## start Data for processing
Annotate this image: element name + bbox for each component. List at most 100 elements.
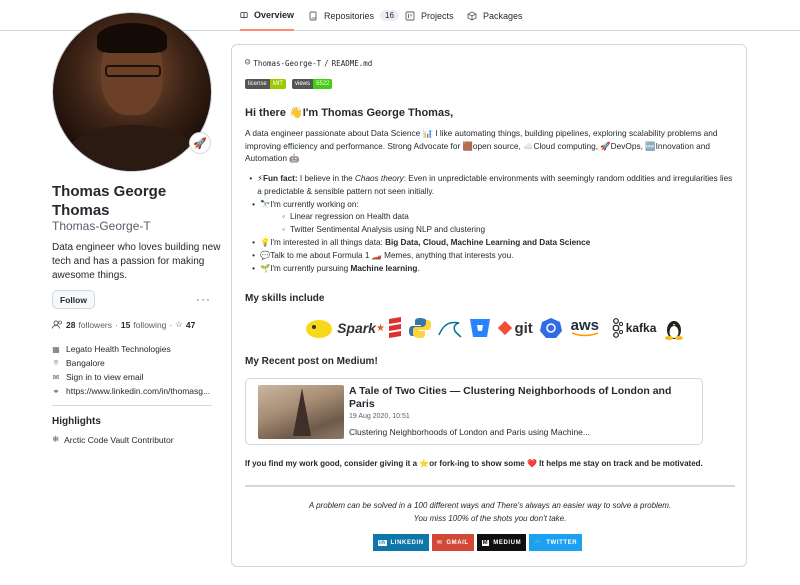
gmail-badge[interactable]: ✉ GMAIL — [431, 534, 474, 551]
tab-overview[interactable]: Overview — [240, 0, 294, 31]
python-icon[interactable] — [408, 316, 431, 340]
badge-key: views — [292, 79, 314, 89]
building-icon: ▦ — [52, 344, 60, 354]
email-row: ✉ Sign in to view email — [52, 370, 210, 384]
sub-list-item: ◦ Twitter Sentimental Analysis using NLP… — [245, 224, 735, 237]
tab-label: Packages — [483, 10, 523, 21]
twitter-icon: 🐦 — [534, 540, 543, 546]
sub-bullet-text: Linear regression on Health data — [290, 212, 409, 222]
profile-stats: 28 followers · 15 following · ☆ 47 — [52, 319, 195, 330]
medium-post-card[interactable]: A Tale of Two Cities — Clustering Neighb… — [245, 378, 703, 445]
profile-details: ▦ Legato Health Technologies ⌾ Bangalore… — [52, 342, 210, 398]
quote-block: A problem can be solved in a 100 differe… — [245, 500, 735, 525]
avatar-hair — [97, 23, 167, 53]
badge-label: GMAIL — [446, 539, 469, 546]
tab-label: Projects — [421, 10, 454, 21]
stars-count[interactable]: 47 — [186, 320, 195, 330]
stats-separator: · — [169, 319, 173, 330]
readme-breadcrumb: ☺ Thomas-George-T / README.md — [245, 58, 372, 68]
linkedin-badge[interactable]: in LINKEDIN — [373, 534, 429, 551]
breadcrumb-separator: / — [324, 58, 329, 68]
smiley-icon: ☺ — [245, 58, 251, 68]
bullet-text: 🔭I'm currently working on: — [260, 199, 359, 209]
followers-count[interactable]: 28 — [66, 320, 75, 330]
location-row: ⌾ Bangalore — [52, 356, 210, 370]
tab-repositories[interactable]: Repositories 16 — [308, 0, 399, 31]
medium-badge[interactable]: M MEDIUM — [476, 534, 527, 551]
list-item: • 💬Talk to me about Formula 1 🏎️ Memes, … — [245, 250, 735, 263]
sub-bullet-text: Twitter Sentimental Analysis using NLP a… — [290, 225, 486, 235]
avatar-body — [63, 125, 203, 171]
project-icon — [405, 11, 415, 20]
tab-projects[interactable]: Projects — [405, 0, 454, 31]
bitbucket-icon[interactable] — [469, 316, 491, 340]
views-badge[interactable]: views 5522 — [292, 79, 333, 89]
hadoop-icon[interactable] — [304, 316, 334, 340]
star-icon: ☆ — [175, 319, 183, 329]
readme-heading: Hi there 👋I'm Thomas George Thomas, — [245, 107, 454, 119]
mysql-icon[interactable] — [437, 316, 463, 340]
bullet: • — [252, 263, 255, 273]
bullet: • — [252, 199, 255, 209]
mail-icon: ✉ — [52, 372, 60, 382]
kafka-icon[interactable]: kafka — [608, 316, 658, 340]
profile-bio: Data engineer who loves building new tec… — [52, 242, 221, 281]
bullet: • — [249, 174, 253, 183]
post-date: 19 Aug 2020, 10:51 — [349, 413, 410, 420]
sidebar-divider — [52, 405, 212, 406]
bullet-text: 💡I'm interested in all things data: Big … — [260, 237, 591, 247]
bullet-text: 🌱I'm currently pursuing Machine learning… — [260, 263, 420, 273]
bullet: ◦ — [282, 225, 285, 235]
sub-list-item: ◦ Linear regression on Health data — [245, 211, 735, 224]
badge-label: LINKEDIN — [390, 539, 424, 546]
badge-label: MEDIUM — [493, 539, 522, 546]
website-link[interactable]: https://www.linkedin.com/in/thomasg... — [66, 386, 210, 396]
more-options-button[interactable]: ··· — [196, 292, 211, 306]
post-description: Clustering Neighborhoods of London and P… — [349, 427, 590, 437]
following-label[interactable]: following — [133, 320, 166, 330]
skills-icons: Spark ★ git aws kafka — [304, 313, 684, 343]
tab-label: Repositories — [324, 10, 375, 21]
email-link[interactable]: Sign in to view email — [66, 372, 143, 382]
bullet-text: 💬Talk to me about Formula 1 🏎️ Memes, an… — [260, 250, 514, 260]
location: Bangalore — [66, 358, 105, 368]
arctic-vault-icon: ❄ — [52, 434, 60, 444]
location-pin-icon: ⌾ — [53, 358, 59, 367]
git-icon[interactable]: git — [497, 316, 534, 340]
company-row: ▦ Legato Health Technologies — [52, 342, 210, 356]
following-count[interactable]: 15 — [121, 320, 130, 330]
spark-icon[interactable]: Spark ★ — [337, 316, 385, 340]
readme-file-link[interactable]: README.md — [332, 59, 373, 68]
profile-fullname: Thomas George Thomas — [52, 183, 167, 219]
book-icon — [240, 11, 248, 18]
highlight-item[interactable]: ❄ Arctic Code Vault Contributor — [52, 434, 174, 445]
avatar-glasses — [105, 65, 161, 77]
post-thumbnail — [258, 385, 344, 439]
followers-label[interactable]: followers — [78, 320, 112, 330]
tab-packages[interactable]: Packages — [467, 0, 523, 31]
readme-owner-link[interactable]: Thomas-George-T — [253, 59, 321, 68]
profile-username: Thomas-George-T — [52, 219, 151, 233]
highlight-label: Arctic Code Vault Contributor — [64, 434, 174, 445]
star-request: If you find my work good, consider givin… — [245, 459, 703, 468]
badge-value: 5522 — [313, 79, 333, 89]
quote-line: A problem can be solved in a 100 differe… — [308, 501, 672, 510]
license-badge[interactable]: license MIT — [245, 79, 287, 89]
linux-icon[interactable] — [664, 316, 684, 340]
scala-icon[interactable] — [388, 316, 403, 340]
link-icon: ⚭ — [52, 386, 60, 396]
medium-icon: M — [481, 539, 490, 546]
readme-bullet-list: • ⚡Fun fact: I believe in the Chaos theo… — [245, 173, 735, 275]
eiffel-tower-icon — [293, 388, 311, 436]
follow-button[interactable]: Follow — [52, 290, 95, 309]
avatar[interactable] — [52, 12, 212, 172]
readme-intro: A data engineer passionate about Data Sc… — [245, 128, 718, 163]
aws-icon[interactable]: aws — [568, 316, 601, 340]
kubernetes-icon[interactable] — [540, 316, 563, 340]
readme-card: ☺ Thomas-George-T / README.md license MI… — [231, 44, 747, 567]
post-title[interactable]: A Tale of Two Cities — Clustering Neighb… — [349, 385, 694, 411]
status-emoji-button[interactable]: 🚀 — [189, 132, 211, 154]
twitter-badge[interactable]: 🐦 TWITTER — [529, 534, 583, 551]
list-item: • ⚡Fun fact: I believe in the Chaos theo… — [245, 173, 735, 199]
quote-line: You miss 100% of the shots you don't tak… — [413, 513, 567, 523]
## end Data for processing
Directions for this task: Format as a JSON list of strings, one string per line with blank lines omitted, the lines from the one containing "gmail-badge[interactable]: ✉ GMAIL" through the one containing "tab-projects[interactable]: Projects —".

Result of this exercise:
[
  "gmail-badge[interactable]: ✉ GMAIL — [431, 534, 474, 551]",
  "tab-overview[interactable]: Overview — [240, 0, 294, 31]",
  "python-icon[interactable] — [408, 316, 431, 340]",
  "badge-key: views — [292, 79, 314, 89]",
  "building-icon: ▦ — [52, 344, 60, 354]",
  "email-row: ✉ Sign in to view email — [52, 370, 210, 384]",
  "sub-list-item: ◦ Twitter Sentimental Analysis using NLP… — [245, 224, 735, 237]",
  "tab-label: Packages — [483, 10, 523, 21]",
  "twitter-icon: 🐦 — [534, 540, 543, 546]",
  "sub-bullet-text: Linear regression on Health data — [290, 212, 409, 222]",
  "profile-stats: 28 followers · 15 following · ☆ 47 — [52, 319, 195, 330]",
  "medium-post-card[interactable]: A Tale of Two Cities — Clustering Neighb… — [245, 378, 703, 445]",
  "profile-details: ▦ Legato Health Technologies ⌾ Bangalore… — [52, 342, 210, 398]",
  "quote-block: A problem can be solved in a 100 differe… — [245, 500, 735, 525]",
  "avatar-hair — [97, 23, 167, 53]",
  "badge-label: GMAIL — [446, 539, 469, 546]",
  "tab-label: Projects — [421, 10, 454, 21]",
  "stars-count[interactable]: 47 — [186, 320, 195, 330]",
  "stats-separator: · — [169, 319, 173, 330]",
  "readme-breadcrumb: ☺ Thomas-George-T / README.md — [245, 58, 372, 68]",
  "linkedin-badge[interactable]: in LINKEDIN — [373, 534, 429, 551]",
  "breadcrumb-separator: / — [324, 58, 329, 68]",
  "smiley-icon: ☺ — [245, 58, 251, 68]",
  "bullet-text: 🔭I'm currently working on: — [260, 199, 359, 209]",
  "followers-count[interactable]: 28 — [66, 320, 75, 330]",
  "location-row: ⌾ Bangalore — [52, 356, 210, 370]",
  "tab-repositories[interactable]: Repositories 16 — [308, 0, 399, 31]",
  "medium-badge[interactable]: M MEDIUM — [476, 534, 527, 551]",
  "list-item: • 💬Talk to me about Formula 1 🏎️ Memes, … — [245, 250, 735, 263]",
  "sub-bullet-text: Twitter Sentimental Analysis using NLP a… — [290, 225, 486, 235]",
  "avatar-body — [63, 125, 203, 171]",
  "project-icon — [405, 11, 415, 20]",
  "tab-projects[interactable]: Projects — [405, 0, 454, 31]"
]